## Page excerpt:
[Start of section]
One of the more exciting happenings in the world of genealogy is the incorporation of genetics into genealogical investigations. At present, this is just beyond its infancy, but useful information can be derived, and advances are being made almost daily. I therefore started the Clan MacLaren Surname DNA Project with Family Tree DNA in 2004. Both the Clan MacLaren Society of North America and the Clan MacLaren Society (based in Scotland) have endorsed this project. Donald MacLaren of MacLaren, our Clan Chief, supports the DNA project and has joined the Clan MacLaren Surname DNA Project.

First, let me explain what a surname project is. The Y chromosome (the male sex chromosome) is passed to sons from their father (daughters have no Y chromosome). This chromosome is passed basically unchanged and therefore is the same for a son, his father, his father's father, his father's father's father, etc. A genetic match can be done between two males to determine common ancestry. The genetic matches are done comparing a number of markers on the Y chromosome. These markers have a very slow rate of mutation, therefore if all the markers are the same, or almost all the same, the two have a common ancestor. How far back this ancestor is depends on the number of markers checked and is subject to statistical variations. At this time, it is not possible to say with any surety exactly how closely related the two people are. However, by sampling a number of males bearing the same surname, one can start to sort out the various genealogical lines.

In our case, our surname changed many times as the original surnames were rendered into English, and then changed even more over time. Therefore, McLaren, MacLaurin, McClaren, McLerran are the same surname, as is Lawrence, Law, Lawson, Lowry, Laurie, etc. Furthermore, Patterson is said to be derived from a MacLaren before surnames became fixed. MacRory and variants are a surname associated with Clan MacLaren. Thus, if all bearers of these surnames came from one common male, the Y chromosome test would show all MacLarens to have very close results on the Y chromosome marker test. However, this is not likely since a more probable scenario is that a number of males took the name MacLaren (and its variants) over time. Thus, the Y chromosome tests would show these various lines (as is the case as shown by our DNA results). The test could also show the closeness of relationships between different lines.

At present, you can get a 12, 25, 37, or 67-marker test. The 12- and 25-marker tests are not sufficient for genealogical purposes -- we can get false matches with an insufficeint number of markers. I therefore strongly discourage getting the 12- or 25-marker test. The 37-marke test can be acceptable, but the 67-marker test is best since this gives us the most information. Furthermone, the 67-marker test is often needed to resolve any questions.

Signing up for the testing is simple. Go to Fill out the form and you will have a kit mailed to you. You can elect to use your credit card or have an invoice mailed with the kit. Collecting the DNA sample is painless -- you take scrapings from the inside of your mouth using three cheek swabs. You send the kit back to Family Tree DNA and about four to six weeks later, you will learn the results.

If you have already tested but tested less than 67 markers, I encourage you to upgrade. You will not have to submit another DNA sample since Family Tree DNA will use what you already send in. These upgrades can be ordered from your personal page at Family Tree DNA. If you do upgrade, I suggest that you upgrade to 67-markers.
[End of section]
## Input data:
[Start of section]
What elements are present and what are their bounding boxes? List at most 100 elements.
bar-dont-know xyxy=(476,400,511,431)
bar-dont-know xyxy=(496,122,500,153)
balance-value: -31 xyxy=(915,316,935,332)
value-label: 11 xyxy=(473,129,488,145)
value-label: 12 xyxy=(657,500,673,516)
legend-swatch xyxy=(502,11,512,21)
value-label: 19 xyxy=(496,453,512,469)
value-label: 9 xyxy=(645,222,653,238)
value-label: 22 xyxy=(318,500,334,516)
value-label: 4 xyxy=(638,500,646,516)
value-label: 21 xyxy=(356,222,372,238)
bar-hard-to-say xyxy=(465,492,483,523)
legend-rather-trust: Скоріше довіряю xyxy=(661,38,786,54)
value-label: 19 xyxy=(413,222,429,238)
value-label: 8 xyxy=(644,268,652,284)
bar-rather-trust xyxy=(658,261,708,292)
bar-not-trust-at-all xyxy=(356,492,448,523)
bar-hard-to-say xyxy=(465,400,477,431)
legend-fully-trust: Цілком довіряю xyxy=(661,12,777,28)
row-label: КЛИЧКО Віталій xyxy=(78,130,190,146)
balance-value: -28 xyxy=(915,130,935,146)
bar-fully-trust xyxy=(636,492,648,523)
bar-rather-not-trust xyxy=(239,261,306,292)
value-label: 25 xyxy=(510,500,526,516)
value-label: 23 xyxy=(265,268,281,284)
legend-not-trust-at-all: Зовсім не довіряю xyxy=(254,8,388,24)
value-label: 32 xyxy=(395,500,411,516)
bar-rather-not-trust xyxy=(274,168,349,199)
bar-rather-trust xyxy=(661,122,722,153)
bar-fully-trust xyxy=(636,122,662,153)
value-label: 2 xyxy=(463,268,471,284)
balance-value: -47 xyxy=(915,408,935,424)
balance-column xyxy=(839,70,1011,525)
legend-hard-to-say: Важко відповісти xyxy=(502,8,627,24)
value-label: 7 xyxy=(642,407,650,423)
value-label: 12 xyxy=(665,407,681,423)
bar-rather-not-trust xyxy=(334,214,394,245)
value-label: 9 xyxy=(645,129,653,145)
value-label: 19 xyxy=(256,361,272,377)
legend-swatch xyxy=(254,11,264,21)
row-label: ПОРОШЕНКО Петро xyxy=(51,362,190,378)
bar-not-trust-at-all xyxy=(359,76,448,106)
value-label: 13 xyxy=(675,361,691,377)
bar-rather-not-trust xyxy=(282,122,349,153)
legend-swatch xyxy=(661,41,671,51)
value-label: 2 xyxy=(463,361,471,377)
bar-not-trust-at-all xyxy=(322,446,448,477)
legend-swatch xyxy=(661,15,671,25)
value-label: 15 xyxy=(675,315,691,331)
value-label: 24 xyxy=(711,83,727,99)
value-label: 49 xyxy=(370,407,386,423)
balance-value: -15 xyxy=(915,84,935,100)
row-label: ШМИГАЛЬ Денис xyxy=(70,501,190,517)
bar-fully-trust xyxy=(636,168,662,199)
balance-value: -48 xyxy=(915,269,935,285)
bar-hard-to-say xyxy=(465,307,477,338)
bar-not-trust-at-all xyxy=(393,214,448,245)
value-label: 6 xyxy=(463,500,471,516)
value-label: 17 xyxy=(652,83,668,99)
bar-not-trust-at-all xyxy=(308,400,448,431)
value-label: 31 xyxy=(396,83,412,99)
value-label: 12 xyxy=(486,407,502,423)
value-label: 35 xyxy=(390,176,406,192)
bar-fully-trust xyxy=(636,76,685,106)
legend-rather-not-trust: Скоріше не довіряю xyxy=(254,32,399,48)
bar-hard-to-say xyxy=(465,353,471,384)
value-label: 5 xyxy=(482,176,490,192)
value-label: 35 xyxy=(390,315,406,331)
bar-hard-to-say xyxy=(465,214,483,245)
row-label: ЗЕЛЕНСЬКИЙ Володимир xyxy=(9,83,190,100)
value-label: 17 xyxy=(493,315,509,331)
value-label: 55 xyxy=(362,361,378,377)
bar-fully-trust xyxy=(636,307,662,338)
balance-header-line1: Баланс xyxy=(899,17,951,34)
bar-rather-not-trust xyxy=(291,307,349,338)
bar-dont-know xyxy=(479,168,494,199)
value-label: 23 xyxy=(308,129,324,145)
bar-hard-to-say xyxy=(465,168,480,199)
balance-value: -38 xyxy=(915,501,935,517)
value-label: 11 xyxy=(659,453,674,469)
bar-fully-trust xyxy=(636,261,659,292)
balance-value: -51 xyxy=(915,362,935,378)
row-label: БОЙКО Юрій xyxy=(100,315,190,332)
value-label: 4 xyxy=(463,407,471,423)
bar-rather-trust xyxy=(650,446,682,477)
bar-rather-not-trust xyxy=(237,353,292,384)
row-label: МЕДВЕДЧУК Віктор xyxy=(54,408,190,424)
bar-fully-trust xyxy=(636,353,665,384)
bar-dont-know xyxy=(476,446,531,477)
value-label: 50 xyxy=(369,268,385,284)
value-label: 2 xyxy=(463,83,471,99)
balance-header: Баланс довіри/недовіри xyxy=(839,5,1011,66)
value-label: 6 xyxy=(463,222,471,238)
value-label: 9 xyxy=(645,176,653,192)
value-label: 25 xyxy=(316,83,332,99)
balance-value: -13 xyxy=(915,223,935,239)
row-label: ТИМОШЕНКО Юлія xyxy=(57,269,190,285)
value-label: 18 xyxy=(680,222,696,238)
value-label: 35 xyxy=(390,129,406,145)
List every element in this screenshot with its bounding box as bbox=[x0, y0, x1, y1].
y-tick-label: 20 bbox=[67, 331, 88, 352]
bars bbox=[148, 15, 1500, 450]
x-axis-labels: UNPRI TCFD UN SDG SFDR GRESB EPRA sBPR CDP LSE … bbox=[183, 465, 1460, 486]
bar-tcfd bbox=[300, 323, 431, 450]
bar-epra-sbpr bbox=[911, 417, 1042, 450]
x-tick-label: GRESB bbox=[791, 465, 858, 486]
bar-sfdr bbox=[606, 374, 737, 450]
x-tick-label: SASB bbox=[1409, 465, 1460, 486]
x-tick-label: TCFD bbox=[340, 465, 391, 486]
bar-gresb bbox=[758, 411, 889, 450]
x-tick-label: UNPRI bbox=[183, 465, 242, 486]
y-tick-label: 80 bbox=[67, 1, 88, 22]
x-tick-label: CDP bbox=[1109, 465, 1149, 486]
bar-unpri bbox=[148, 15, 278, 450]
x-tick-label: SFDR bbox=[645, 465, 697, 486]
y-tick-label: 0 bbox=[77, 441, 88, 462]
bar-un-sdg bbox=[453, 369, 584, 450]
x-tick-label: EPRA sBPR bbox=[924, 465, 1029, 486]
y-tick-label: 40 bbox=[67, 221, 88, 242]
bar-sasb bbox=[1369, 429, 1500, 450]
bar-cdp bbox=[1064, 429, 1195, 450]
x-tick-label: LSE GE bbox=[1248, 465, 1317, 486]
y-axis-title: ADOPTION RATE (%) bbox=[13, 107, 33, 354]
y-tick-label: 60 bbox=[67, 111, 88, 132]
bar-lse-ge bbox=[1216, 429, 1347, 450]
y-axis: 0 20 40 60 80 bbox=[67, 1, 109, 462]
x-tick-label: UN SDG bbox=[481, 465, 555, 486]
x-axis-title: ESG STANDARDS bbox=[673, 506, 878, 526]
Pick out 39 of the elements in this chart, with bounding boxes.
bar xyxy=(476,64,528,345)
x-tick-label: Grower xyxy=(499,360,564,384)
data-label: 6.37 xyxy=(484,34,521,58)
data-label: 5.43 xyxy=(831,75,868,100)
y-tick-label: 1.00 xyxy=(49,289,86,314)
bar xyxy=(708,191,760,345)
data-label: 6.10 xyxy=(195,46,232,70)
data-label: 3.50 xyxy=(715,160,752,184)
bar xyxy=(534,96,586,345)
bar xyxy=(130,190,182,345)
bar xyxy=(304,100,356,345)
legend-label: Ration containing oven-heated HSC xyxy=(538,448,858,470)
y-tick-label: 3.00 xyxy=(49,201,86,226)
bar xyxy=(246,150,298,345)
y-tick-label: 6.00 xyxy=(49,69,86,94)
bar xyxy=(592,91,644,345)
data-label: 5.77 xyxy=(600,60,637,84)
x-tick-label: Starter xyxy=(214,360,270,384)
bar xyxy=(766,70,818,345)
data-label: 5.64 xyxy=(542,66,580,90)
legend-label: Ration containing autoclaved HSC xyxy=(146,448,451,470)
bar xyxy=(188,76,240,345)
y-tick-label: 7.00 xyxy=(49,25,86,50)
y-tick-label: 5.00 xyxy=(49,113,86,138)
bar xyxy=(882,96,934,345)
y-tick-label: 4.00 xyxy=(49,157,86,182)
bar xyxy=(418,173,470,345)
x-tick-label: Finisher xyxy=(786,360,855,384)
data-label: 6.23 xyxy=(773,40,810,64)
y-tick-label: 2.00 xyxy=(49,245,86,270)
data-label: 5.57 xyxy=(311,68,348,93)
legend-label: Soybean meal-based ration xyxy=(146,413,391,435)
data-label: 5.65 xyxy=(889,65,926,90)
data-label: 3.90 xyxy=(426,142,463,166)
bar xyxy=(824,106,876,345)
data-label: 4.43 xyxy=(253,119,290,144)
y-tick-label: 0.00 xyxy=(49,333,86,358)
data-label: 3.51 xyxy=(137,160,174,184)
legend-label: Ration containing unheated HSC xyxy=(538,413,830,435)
[End of section]
## Directions:
List every marker count that the Clan MacLaren DNA project page says the test can currently be ordered with.

## Exercise output:
12, 25, 37, and 67 markers.